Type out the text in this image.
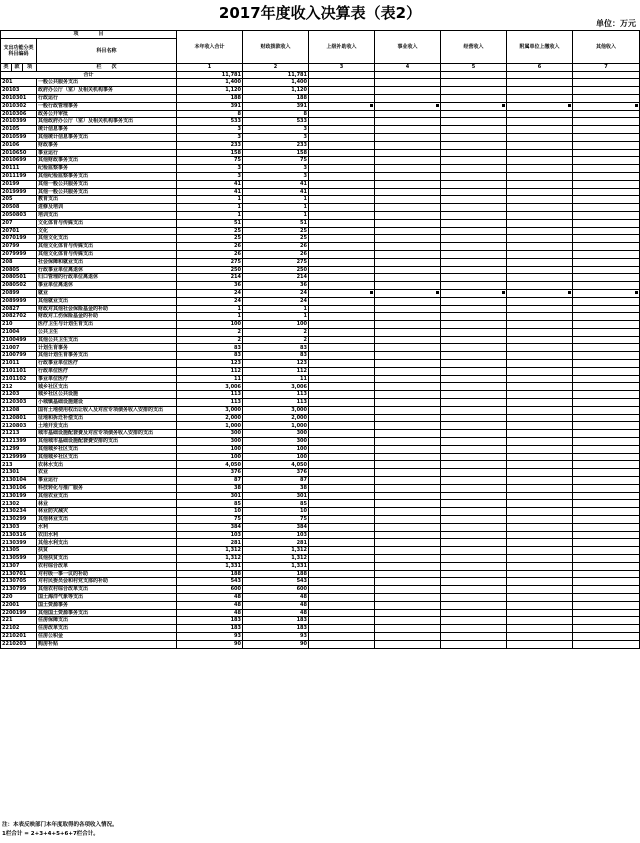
2017年度收入决算表（表2）
单位：万元
项　　　　目				本年收入合计	财政拨款收入	上级补助收入	事业收入	经营收入	附属单位上缴收入	其他收入
支出功能分类科目编码			科目名称							

类	款	项	栏　　次	1	2	3	4	5	6	7
合计				11,781	11,781					
201			一般公共服务支出	1,400	1,400					
20103			政府办公厅（室）及相关机构事务	1,120	1,120					
2010301			行政运行	188	188					
2010302			一般行政管理事务	391	391					
2010306			政务公开审批	8	8					
2010399			其他政府办公厅（室）及相关机构事务支出	533	533					
20105			统计信息事务	3	3					
2010599			其他统计信息事务支出	3	3					
20106			财政事务	233	233					
2010650			事业运行	158	158					
2010699			其他财政事务支出	75	75					
20111			纪检监察事务	3	3					
2011199			其他纪检监察事务支出	3	3					
20199			其他一般公共服务支出	41	41					
2019999			其他一般公共服务支出	41	41					
205			教育支出	1	1					
20508			进修及培训	1	1					
2050803			培训支出	1	1					
207			文化体育与传媒支出	51	51					
20701			文化	25	25					
2070199			其他文化支出	25	25					
20799			其他文化体育与传媒支出	26	26					
2079999			其他文化体育与传媒支出	26	26					
208			社会保障和就业支出	275	275					
20805			行政事业单位离退休	250	250					
2080501			归口管理的行政单位离退休	214	214					
2080502			事业单位离退休	36	36					
20899			就业	24	24					
2089999			其他就业支出	24	24					
20827			财政对其他社会保险基金的补助	1	1					
2082702			财政对工伤保险基金的补助	1	1					
210			医疗卫生与计划生育支出	100	100					
21004			公共卫生	2	2					
2100499			其他公共卫生支出	2	2					
21007			计划生育事务	83	83					
2100799			其他计划生育事务支出	83	83					
21011			行政事业单位医疗	123	123					
2101101			行政单位医疗	112	112					
2101102			事业单位医疗	11	11					
212			城乡社区支出	3,006	3,006					
21203			城乡社区公共设施	113	113					
2120303			小城镇基础设施建设	113	113					
21208			国有土地使用权出让收入及对应专项债务收入安排的支出	3,000	3,000					
2120801			征地和拆迁补偿支出	2,000	2,000					
2120803			土地开发支出	1,000	1,000					
21213			城市基础设施配套费及对应专项债务收入安排的支出	300	300					
2121399			其他城市基础设施配套费安排的支出	300	300					
21299			其他城乡社区支出	100	100					
2129999			其他城乡社区支出	100	100					
213			农林水支出	4,050	4,050					
21301			农业	376	376					
2130104			事业运行	87	87					
2130106			科技转化与推广服务	38	38					
2130199			其他农业支出	301	301					
21302			林业	85	85					
2130234			林业防灾减灾	10	10					
2130299			其他林业支出	75	75					
21303			水利	384	384					
2130316			农田水利	103	103					
2130399			其他水利支出	281	281					
21305			扶贫	1,312	1,312					
2130599			其他扶贫支出	1,312	1,312					
21307			农村综合改革	1,331	1,331					
2130701			对村级一事一议的补助	188	188					
2130705			对村民委员会和村党支部的补助	543	543					
2130799			其他农村综合改革支出	600	600					
220			国土海洋气象等支出	48	48					
22001			国土资源事务	48	48					
2200199			其他国土资源事务支出	48	48					
221			住房保障支出	183	183					
22102			住房改革支出	183	183					
2210201			住房公积金	93	93					
2210203			购房补贴	90	90					
注：本表反映部门本年度取得的各项收入情况。
1栏合计 = 2+3+4+5+6+7栏合计。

REQUIRED TASK ▸ Reproduce the data word for word, excluding its pictures.

FULL OUTPUT ▸
Type out the text in this image.
2017年度收入决算表（表2）
单位：万元
项　　　　目				本年收入合计	财政拨款收入	上级补助收入	事业收入	经营收入	附属单位上缴收入	其他收入
支出功能分类科目编码			科目名称							

类	款	项	栏　　次	1	2	3	4	5	6	7
合计				11,781	11,781					
201			一般公共服务支出	1,400	1,400					
20103			政府办公厅（室）及相关机构事务	1,120	1,120					
2010301			行政运行	188	188					
2010302			一般行政管理事务	391	391					
2010306			政务公开审批	8	8					
2010399			其他政府办公厅（室）及相关机构事务支出	533	533					
20105			统计信息事务	3	3					
2010599			其他统计信息事务支出	3	3					
20106			财政事务	233	233					
2010650			事业运行	158	158					
2010699			其他财政事务支出	75	75					
20111			纪检监察事务	3	3					
2011199			其他纪检监察事务支出	3	3					
20199			其他一般公共服务支出	41	41					
2019999			其他一般公共服务支出	41	41					
205			教育支出	1	1					
20508			进修及培训	1	1					
2050803			培训支出	1	1					
207			文化体育与传媒支出	51	51					
20701			文化	25	25					
2070199			其他文化支出	25	25					
20799			其他文化体育与传媒支出	26	26					
2079999			其他文化体育与传媒支出	26	26					
208			社会保障和就业支出	275	275					
20805			行政事业单位离退休	250	250					
2080501			归口管理的行政单位离退休	214	214					
2080502			事业单位离退休	36	36					
20899			就业	24	24					
2089999			其他就业支出	24	24					
20827			财政对其他社会保险基金的补助	1	1					
2082702			财政对工伤保险基金的补助	1	1					
210			医疗卫生与计划生育支出	100	100					
21004			公共卫生	2	2					
2100499			其他公共卫生支出	2	2					
21007			计划生育事务	83	83					
2100799			其他计划生育事务支出	83	83					
21011			行政事业单位医疗	123	123					
2101101			行政单位医疗	112	112					
2101102			事业单位医疗	11	11					
212			城乡社区支出	3,006	3,006					
21203			城乡社区公共设施	113	113					
2120303			小城镇基础设施建设	113	113					
21208			国有土地使用权出让收入及对应专项债务收入安排的支出	3,000	3,000					
2120801			征地和拆迁补偿支出	2,000	2,000					
2120803			土地开发支出	1,000	1,000					
21213			城市基础设施配套费及对应专项债务收入安排的支出	300	300					
2121399			其他城市基础设施配套费安排的支出	300	300					
21299			其他城乡社区支出	100	100					
2129999			其他城乡社区支出	100	100					
213			农林水支出	4,050	4,050					
21301			农业	376	376					
2130104			事业运行	87	87					
2130106			科技转化与推广服务	38	38					
2130199			其他农业支出	301	301					
21302			林业	85	85					
2130234			林业防灾减灾	10	10					
2130299			其他林业支出	75	75					
21303			水利	384	384					
2130316			农田水利	103	103					
2130399			其他水利支出	281	281					
21305			扶贫	1,312	1,312					
2130599			其他扶贫支出	1,312	1,312					
21307			农村综合改革	1,331	1,331					
2130701			对村级一事一议的补助	188	188					
2130705			对村民委员会和村党支部的补助	543	543					
2130799			其他农村综合改革支出	600	600					
220			国土海洋气象等支出	48	48					
22001			国土资源事务	48	48					
2200199			其他国土资源事务支出	48	48					
221			住房保障支出	183	183					
22102			住房改革支出	183	183					
2210201			住房公积金	93	93					
2210203			购房补贴	90	90					
注：本表反映部门本年度取得的各项收入情况。
1栏合计 = 2+3+4+5+6+7栏合计。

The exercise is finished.